## Records shown
<<<<

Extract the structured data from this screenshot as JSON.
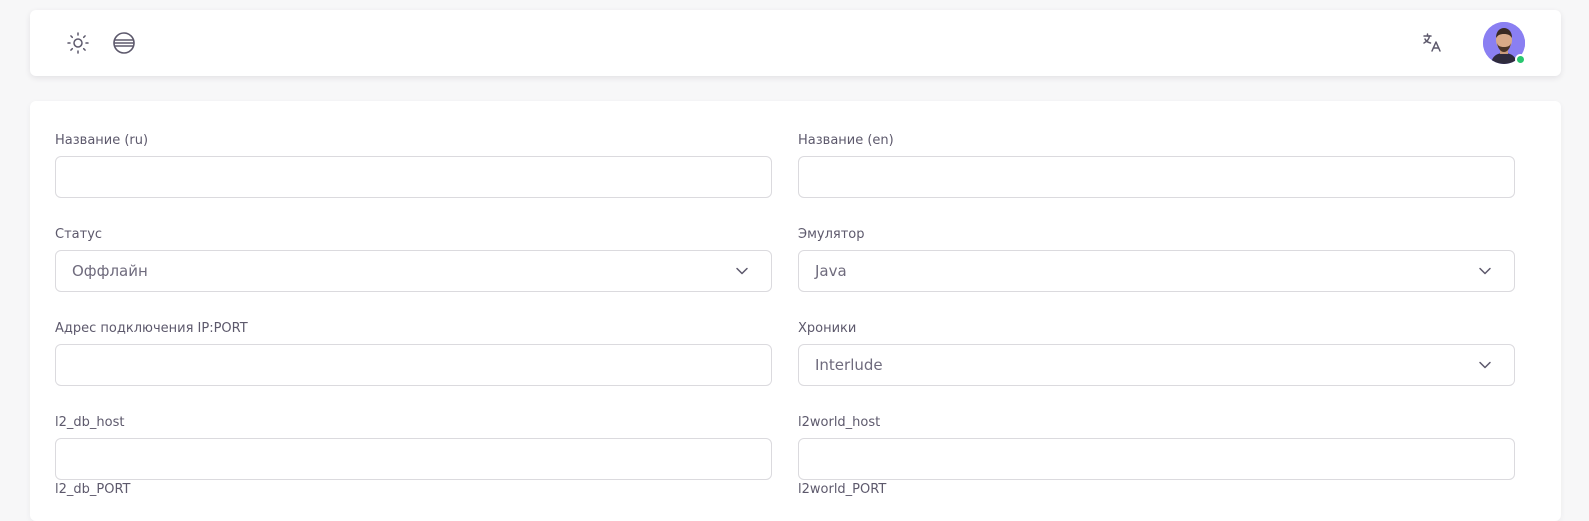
{
  "topbar": {
    "icons": [
      "sun-icon",
      "theme-stripes-icon",
      "translate-icon"
    ],
    "translate_glyph": "文A"
  },
  "form": {
    "name_ru": {
      "label": "Название (ru)",
      "value": ""
    },
    "name_en": {
      "label": "Название (en)",
      "value": ""
    },
    "status": {
      "label": "Статус",
      "selected": "Оффлайн"
    },
    "emulator": {
      "label": "Эмулятор",
      "selected": "Java"
    },
    "address": {
      "label": "Адрес подключения IP:PORT",
      "value": ""
    },
    "chronicles": {
      "label": "Хроники",
      "selected": "Interlude"
    },
    "db_host": {
      "label": "l2_db_host",
      "value": ""
    },
    "world_host": {
      "label": "l2world_host",
      "value": ""
    },
    "db_port": {
      "label": "l2_db_PORT"
    },
    "world_port": {
      "label": "l2world_PORT"
    }
  },
  "colors": {
    "accent": "#7367f0",
    "online": "#28c76f",
    "border": "#dbdade",
    "text": "#5d596c"
  }
}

>>>>

## What to work on
Images in the records should not be copied. Repeat all the rest exactly.

## Expected answer
Extract the structured data from this screenshot as JSON.
{
  "topbar": {
    "icons": [
      "sun-icon",
      "theme-stripes-icon",
      "translate-icon"
    ],
    "translate_glyph": "文A"
  },
  "form": {
    "name_ru": {
      "label": "Название (ru)",
      "value": ""
    },
    "name_en": {
      "label": "Название (en)",
      "value": ""
    },
    "status": {
      "label": "Статус",
      "selected": "Оффлайн"
    },
    "emulator": {
      "label": "Эмулятор",
      "selected": "Java"
    },
    "address": {
      "label": "Адрес подключения IP:PORT",
      "value": ""
    },
    "chronicles": {
      "label": "Хроники",
      "selected": "Interlude"
    },
    "db_host": {
      "label": "l2_db_host",
      "value": ""
    },
    "world_host": {
      "label": "l2world_host",
      "value": ""
    },
    "db_port": {
      "label": "l2_db_PORT"
    },
    "world_port": {
      "label": "l2world_PORT"
    }
  },
  "colors": {
    "accent": "#7367f0",
    "online": "#28c76f",
    "border": "#dbdade",
    "text": "#5d596c"
  }
}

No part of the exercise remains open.